- _Problem description_: Pick out every line in the data below that holds "enzalutamide".

※

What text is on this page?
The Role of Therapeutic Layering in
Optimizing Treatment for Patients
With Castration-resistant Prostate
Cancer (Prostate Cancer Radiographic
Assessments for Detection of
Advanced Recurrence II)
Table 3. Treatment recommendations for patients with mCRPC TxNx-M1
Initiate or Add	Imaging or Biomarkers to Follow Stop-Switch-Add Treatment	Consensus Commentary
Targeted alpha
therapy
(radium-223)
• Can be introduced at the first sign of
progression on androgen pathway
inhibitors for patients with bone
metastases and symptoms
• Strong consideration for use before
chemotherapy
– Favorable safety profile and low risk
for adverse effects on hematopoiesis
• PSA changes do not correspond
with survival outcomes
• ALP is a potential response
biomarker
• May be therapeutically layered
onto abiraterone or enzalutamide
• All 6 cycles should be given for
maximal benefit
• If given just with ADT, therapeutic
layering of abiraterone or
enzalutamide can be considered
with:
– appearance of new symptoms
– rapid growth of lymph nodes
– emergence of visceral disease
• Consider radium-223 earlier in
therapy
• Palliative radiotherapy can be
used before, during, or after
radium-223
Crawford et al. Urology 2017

※

- _Response to this exercise_:
onto abiraterone or enzalutamide
enzalutamide can be considered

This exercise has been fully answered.